Quote all of the entries word for word.

Items from a dataset:

***

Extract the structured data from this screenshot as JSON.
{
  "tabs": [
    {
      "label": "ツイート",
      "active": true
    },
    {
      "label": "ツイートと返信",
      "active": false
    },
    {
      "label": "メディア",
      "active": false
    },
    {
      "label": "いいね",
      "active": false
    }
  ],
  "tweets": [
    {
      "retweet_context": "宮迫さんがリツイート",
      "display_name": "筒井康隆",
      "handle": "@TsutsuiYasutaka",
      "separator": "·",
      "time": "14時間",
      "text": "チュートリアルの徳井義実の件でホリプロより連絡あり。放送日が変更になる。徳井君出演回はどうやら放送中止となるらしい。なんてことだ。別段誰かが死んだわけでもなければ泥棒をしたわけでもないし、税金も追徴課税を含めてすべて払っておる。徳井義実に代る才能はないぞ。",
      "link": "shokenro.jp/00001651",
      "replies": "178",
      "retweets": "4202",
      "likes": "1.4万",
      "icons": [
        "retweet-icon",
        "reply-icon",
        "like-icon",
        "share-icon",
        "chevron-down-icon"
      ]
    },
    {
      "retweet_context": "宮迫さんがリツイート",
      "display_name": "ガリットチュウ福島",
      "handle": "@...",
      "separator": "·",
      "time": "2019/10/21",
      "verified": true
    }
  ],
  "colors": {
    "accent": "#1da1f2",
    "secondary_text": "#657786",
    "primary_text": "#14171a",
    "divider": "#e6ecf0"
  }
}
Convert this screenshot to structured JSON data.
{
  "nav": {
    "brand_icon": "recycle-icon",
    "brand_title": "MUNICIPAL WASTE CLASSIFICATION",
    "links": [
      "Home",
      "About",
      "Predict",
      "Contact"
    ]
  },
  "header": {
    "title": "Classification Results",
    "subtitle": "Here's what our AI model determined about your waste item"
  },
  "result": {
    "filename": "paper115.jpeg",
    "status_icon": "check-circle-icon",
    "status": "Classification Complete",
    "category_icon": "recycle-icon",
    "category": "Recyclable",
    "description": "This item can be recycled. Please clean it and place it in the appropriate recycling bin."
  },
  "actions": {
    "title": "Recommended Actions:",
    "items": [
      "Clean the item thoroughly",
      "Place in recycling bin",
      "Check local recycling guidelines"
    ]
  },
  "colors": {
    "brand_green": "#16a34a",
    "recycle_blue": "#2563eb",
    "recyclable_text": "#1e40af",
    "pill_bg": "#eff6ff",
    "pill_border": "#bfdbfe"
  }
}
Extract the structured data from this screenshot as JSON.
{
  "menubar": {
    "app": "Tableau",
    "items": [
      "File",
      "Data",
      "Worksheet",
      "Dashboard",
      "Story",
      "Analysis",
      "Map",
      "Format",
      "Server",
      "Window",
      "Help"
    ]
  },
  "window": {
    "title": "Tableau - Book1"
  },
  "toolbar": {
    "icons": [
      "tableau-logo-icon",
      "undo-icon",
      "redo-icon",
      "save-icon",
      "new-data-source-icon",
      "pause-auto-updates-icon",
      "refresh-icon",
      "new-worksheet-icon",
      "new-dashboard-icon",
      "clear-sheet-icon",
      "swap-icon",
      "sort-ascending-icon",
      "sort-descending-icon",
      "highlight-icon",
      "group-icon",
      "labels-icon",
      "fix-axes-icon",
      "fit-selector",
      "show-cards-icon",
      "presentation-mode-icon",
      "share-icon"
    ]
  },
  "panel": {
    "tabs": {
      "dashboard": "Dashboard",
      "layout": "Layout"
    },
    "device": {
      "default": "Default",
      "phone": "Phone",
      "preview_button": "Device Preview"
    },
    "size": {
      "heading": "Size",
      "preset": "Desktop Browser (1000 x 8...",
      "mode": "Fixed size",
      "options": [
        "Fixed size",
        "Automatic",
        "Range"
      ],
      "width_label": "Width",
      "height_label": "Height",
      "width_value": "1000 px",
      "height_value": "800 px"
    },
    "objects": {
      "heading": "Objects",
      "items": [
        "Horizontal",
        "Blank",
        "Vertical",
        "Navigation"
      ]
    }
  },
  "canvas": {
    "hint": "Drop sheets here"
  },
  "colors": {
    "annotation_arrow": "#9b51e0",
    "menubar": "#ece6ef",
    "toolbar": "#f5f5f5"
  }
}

***

**Answer for the task**
Extract the structured data from this screenshot as JSON.
{
  "tabs": [
    {
      "label": "ツイート",
      "active": true
    },
    {
      "label": "ツイートと返信",
      "active": false
    },
    {
      "label": "メディア",
      "active": false
    },
    {
      "label": "いいね",
      "active": false
    }
  ],
  "tweets": [
    {
      "retweet_context": "宮迫さんがリツイート",
      "display_name": "筒井康隆",
      "handle": "@TsutsuiYasutaka",
      "separator": "·",
      "time": "14時間",
      "text": "チュートリアルの徳井義実の件でホリプロより連絡あり。放送日が変更になる。徳井君出演回はどうやら放送中止となるらしい。なんてことだ。別段誰かが死んだわけでもなければ泥棒をしたわけでもないし、税金も追徴課税を含めてすべて払っておる。徳井義実に代る才能はないぞ。",
      "link": "shokenro.jp/00001651",
      "replies": "178",
      "retweets": "4202",
      "likes": "1.4万",
      "icons": [
        "retweet-icon",
        "reply-icon",
        "like-icon",
        "share-icon",
        "chevron-down-icon"
      ]
    },
    {
      "retweet_context": "宮迫さんがリツイート",
      "display_name": "ガリットチュウ福島",
      "handle": "@...",
      "separator": "·",
      "time": "2019/10/21",
      "verified": true
    }
  ],
  "colors": {
    "accent": "#1da1f2",
    "secondary_text": "#657786",
    "primary_text": "#14171a",
    "divider": "#e6ecf0"
  }
}
Convert this screenshot to structured JSON data.
{
  "nav": {
    "brand_icon": "recycle-icon",
    "brand_title": "MUNICIPAL WASTE CLASSIFICATION",
    "links": [
      "Home",
      "About",
      "Predict",
      "Contact"
    ]
  },
  "header": {
    "title": "Classification Results",
    "subtitle": "Here's what our AI model determined about your waste item"
  },
  "result": {
    "filename": "paper115.jpeg",
    "status_icon": "check-circle-icon",
    "status": "Classification Complete",
    "category_icon": "recycle-icon",
    "category": "Recyclable",
    "description": "This item can be recycled. Please clean it and place it in the appropriate recycling bin."
  },
  "actions": {
    "title": "Recommended Actions:",
    "items": [
      "Clean the item thoroughly",
      "Place in recycling bin",
      "Check local recycling guidelines"
    ]
  },
  "colors": {
    "brand_green": "#16a34a",
    "recycle_blue": "#2563eb",
    "recyclable_text": "#1e40af",
    "pill_bg": "#eff6ff",
    "pill_border": "#bfdbfe"
  }
}
Extract the structured data from this screenshot as JSON.
{
  "menubar": {
    "app": "Tableau",
    "items": [
      "File",
      "Data",
      "Worksheet",
      "Dashboard",
      "Story",
      "Analysis",
      "Map",
      "Format",
      "Server",
      "Window",
      "Help"
    ]
  },
  "window": {
    "title": "Tableau - Book1"
  },
  "toolbar": {
    "icons": [
      "tableau-logo-icon",
      "undo-icon",
      "redo-icon",
      "save-icon",
      "new-data-source-icon",
      "pause-auto-updates-icon",
      "refresh-icon",
      "new-worksheet-icon",
      "new-dashboard-icon",
      "clear-sheet-icon",
      "swap-icon",
      "sort-ascending-icon",
      "sort-descending-icon",
      "highlight-icon",
      "group-icon",
      "labels-icon",
      "fix-axes-icon",
      "fit-selector",
      "show-cards-icon",
      "presentation-mode-icon",
      "share-icon"
    ]
  },
  "panel": {
    "tabs": {
      "dashboard": "Dashboard",
      "layout": "Layout"
    },
    "device": {
      "default": "Default",
      "phone": "Phone",
      "preview_button": "Device Preview"
    },
    "size": {
      "heading": "Size",
      "preset": "Desktop Browser (1000 x 8...",
      "mode": "Fixed size",
      "options": [
        "Fixed size",
        "Automatic",
        "Range"
      ],
      "width_label": "Width",
      "height_label": "Height",
      "width_value": "1000 px",
      "height_value": "800 px"
    },
    "objects": {
      "heading": "Objects",
      "items": [
        "Horizontal",
        "Blank",
        "Vertical",
        "Navigation"
      ]
    }
  },
  "canvas": {
    "hint": "Drop sheets here"
  },
  "colors": {
    "annotation_arrow": "#9b51e0",
    "menubar": "#ece6ef",
    "toolbar": "#f5f5f5"
  }
}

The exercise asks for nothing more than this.